__Task to complete__:
Nothing but the lines from the one containing "Enumerate this screenshot's" through the last line of the records below should be copied, exactly and without pictures.

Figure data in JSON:
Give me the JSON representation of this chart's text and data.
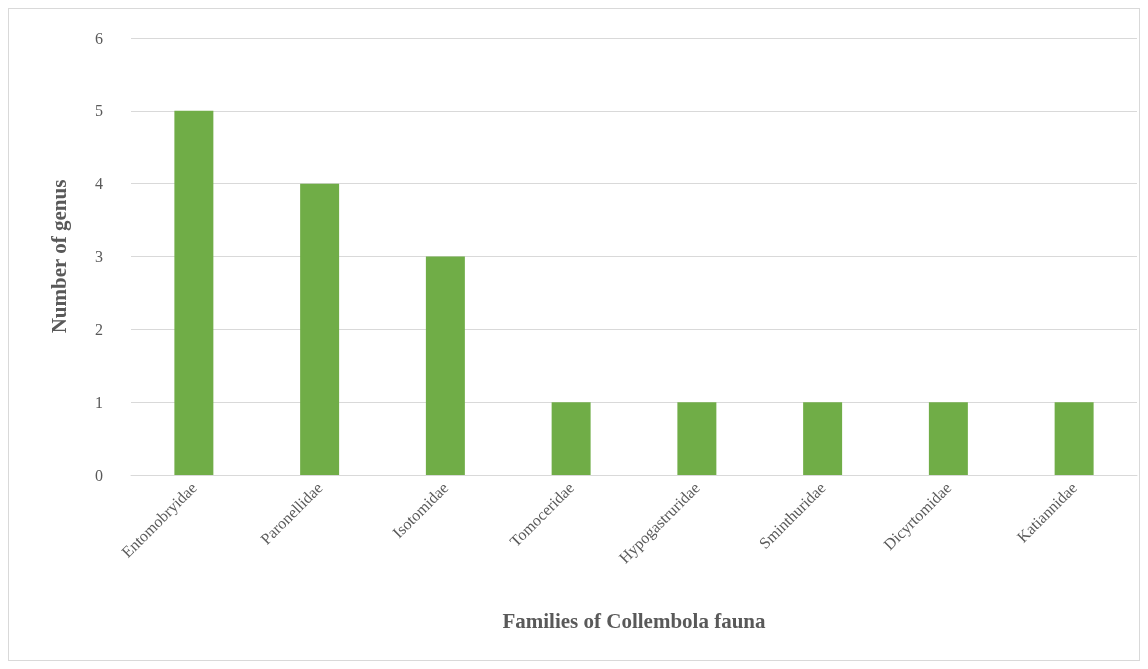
{
  "chart_data": {
    "type": "bar",
    "xlabel": "Families of Collembola fauna",
    "ylabel": "Number of genus",
    "categories": [
      "Entomobryidae",
      "Paronellidae",
      "Isotomidae",
      "Tomoceridae",
      "Hypogastruridae",
      "Sminthuridae",
      "Dicyrtomidae",
      "Katiannidae"
    ],
    "values": [
      5,
      4,
      3,
      1,
      1,
      1,
      1,
      1
    ],
    "color": "#70ad47",
    "ylim": [
      0,
      6
    ],
    "yticks": [
      0,
      1,
      2,
      3,
      4,
      5,
      6
    ],
    "grid": "y"
  }
}
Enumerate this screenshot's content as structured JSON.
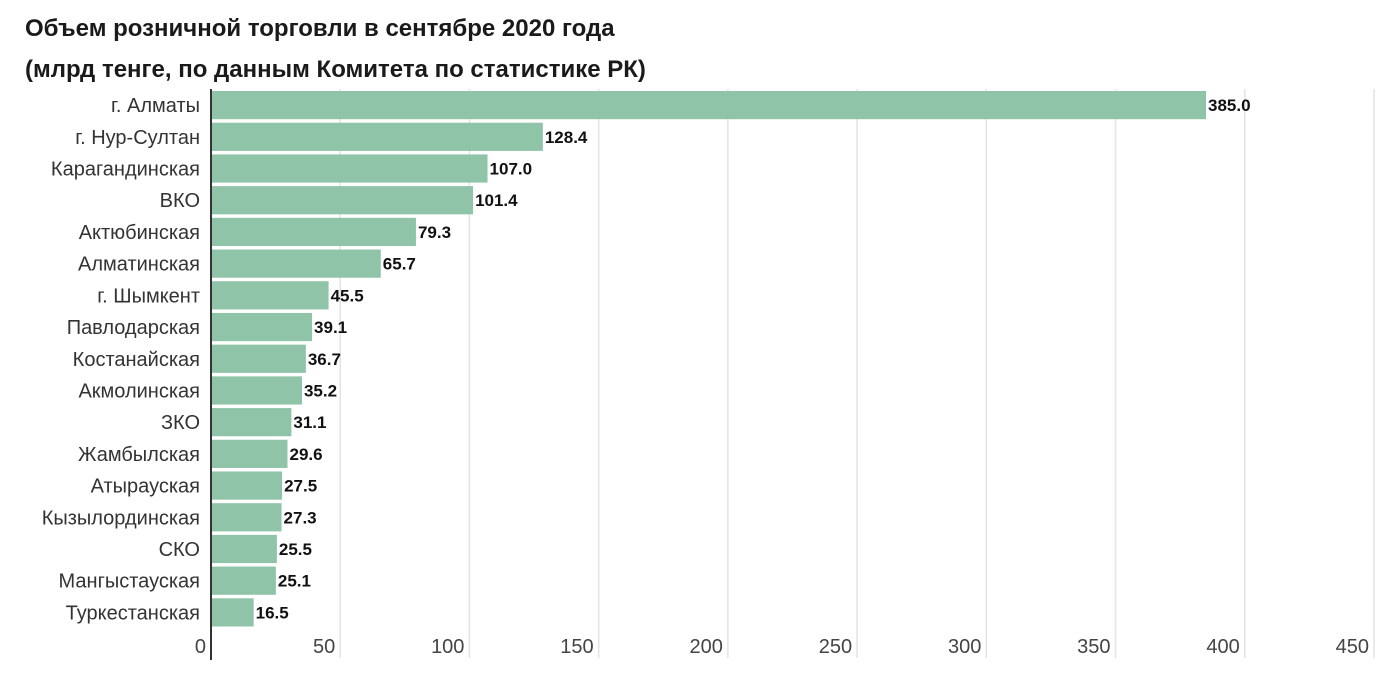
{
  "chart_data": {
    "type": "bar",
    "orientation": "horizontal",
    "title": "Объем розничной торговли в сентябре 2020 года",
    "subtitle": "(млрд тенге, по данным Комитета по статистике РК)",
    "categories": [
      "г. Алматы",
      "г. Нур-Султан",
      "Карагандинская",
      "ВКО",
      "Актюбинская",
      "Алматинская",
      "г. Шымкент",
      "Павлодарская",
      "Костанайская",
      "Акмолинская",
      "ЗКО",
      "Жамбылская",
      "Атырауская",
      "Кызылординская",
      "СКО",
      "Мангыстауская",
      "Туркестанская"
    ],
    "values": [
      385.0,
      128.4,
      107.0,
      101.4,
      79.3,
      65.7,
      45.5,
      39.1,
      36.7,
      35.2,
      31.1,
      29.6,
      27.5,
      27.3,
      25.5,
      25.1,
      16.5
    ],
    "value_labels": [
      "385.0",
      "128.4",
      "107.0",
      "101.4",
      "79.3",
      "65.7",
      "45.5",
      "39.1",
      "36.7",
      "35.2",
      "31.1",
      "29.6",
      "27.5",
      "27.3",
      "25.5",
      "25.1",
      "16.5"
    ],
    "xlim": [
      0,
      450
    ],
    "xticks": [
      0,
      50,
      100,
      150,
      200,
      250,
      300,
      350,
      400,
      450
    ],
    "xtick_labels": [
      "0",
      "50",
      "100",
      "150",
      "200",
      "250",
      "300",
      "350",
      "400",
      "450"
    ],
    "grid": true,
    "bar_color": "#8fc4a8",
    "grid_color": "#e3e3e3"
  }
}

__Exercise result__:
Enumerate this screenshot's content as structured JSON.
{
  "chart_data": {
    "type": "bar",
    "orientation": "horizontal",
    "title": "Объем розничной торговли в сентябре 2020 года",
    "subtitle": "(млрд тенге, по данным Комитета по статистике РК)",
    "categories": [
      "г. Алматы",
      "г. Нур-Султан",
      "Карагандинская",
      "ВКО",
      "Актюбинская",
      "Алматинская",
      "г. Шымкент",
      "Павлодарская",
      "Костанайская",
      "Акмолинская",
      "ЗКО",
      "Жамбылская",
      "Атырауская",
      "Кызылординская",
      "СКО",
      "Мангыстауская",
      "Туркестанская"
    ],
    "values": [
      385.0,
      128.4,
      107.0,
      101.4,
      79.3,
      65.7,
      45.5,
      39.1,
      36.7,
      35.2,
      31.1,
      29.6,
      27.5,
      27.3,
      25.5,
      25.1,
      16.5
    ],
    "value_labels": [
      "385.0",
      "128.4",
      "107.0",
      "101.4",
      "79.3",
      "65.7",
      "45.5",
      "39.1",
      "36.7",
      "35.2",
      "31.1",
      "29.6",
      "27.5",
      "27.3",
      "25.5",
      "25.1",
      "16.5"
    ],
    "xlim": [
      0,
      450
    ],
    "xticks": [
      0,
      50,
      100,
      150,
      200,
      250,
      300,
      350,
      400,
      450
    ],
    "xtick_labels": [
      "0",
      "50",
      "100",
      "150",
      "200",
      "250",
      "300",
      "350",
      "400",
      "450"
    ],
    "grid": true,
    "bar_color": "#8fc4a8",
    "grid_color": "#e3e3e3"
  }
}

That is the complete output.